[Entries from a dataset]
───

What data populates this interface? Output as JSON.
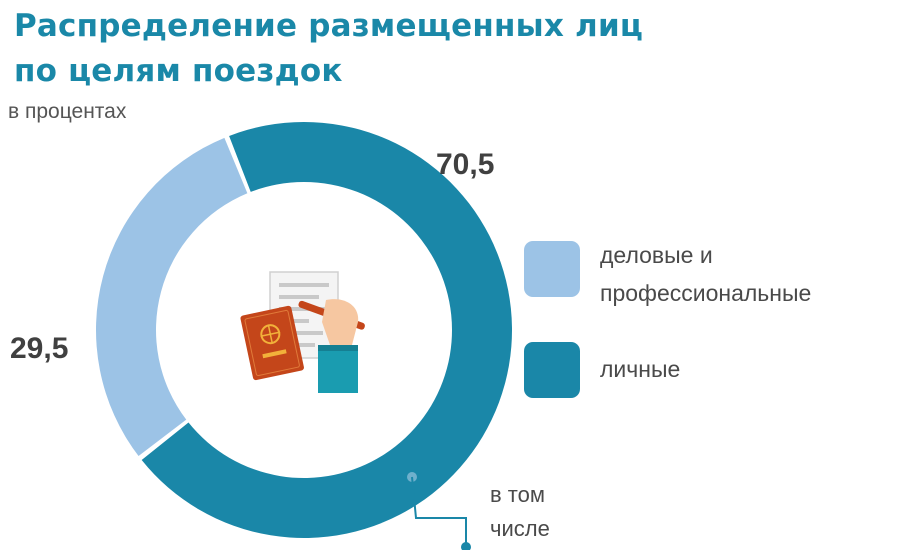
{
  "title_line1": "Распределение размещенных лиц",
  "title_line2": "по целям поездок",
  "subtitle": "в процентах",
  "chart_data": {
    "type": "pie",
    "title": "Распределение размещенных лиц по целям поездок",
    "unit": "в процентах",
    "categories": [
      "деловые и профессиональные",
      "личные"
    ],
    "values": [
      29.5,
      70.5
    ],
    "value_labels": [
      "29,5",
      "70,5"
    ],
    "colors": [
      "#9cc3e6",
      "#1a87a8"
    ],
    "legend_position": "right"
  },
  "legend": [
    {
      "line1": "деловые и",
      "line2": "профессиональные",
      "color": "#9cc3e6"
    },
    {
      "line1": "личные",
      "line2": "",
      "color": "#1a87a8"
    }
  ],
  "annotation": {
    "line1": "в том",
    "line2": "числе"
  },
  "center_icon": "passport-and-form-icon"
}
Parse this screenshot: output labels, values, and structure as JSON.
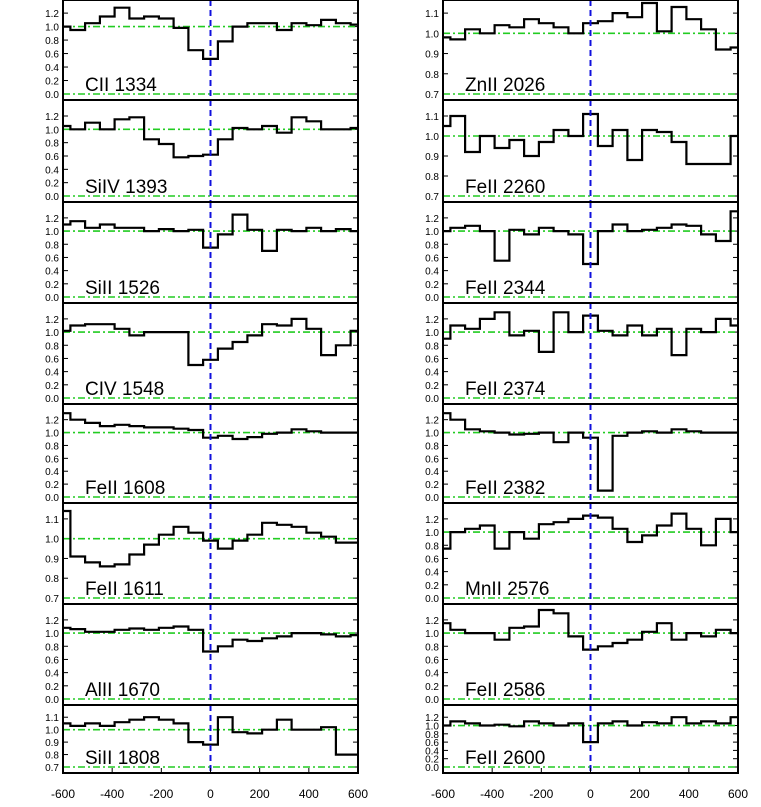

───

■ WHAT IS ASKED
How many of the lines above hold "поездок"? Answer with only the number.

■ THE ANSWER
2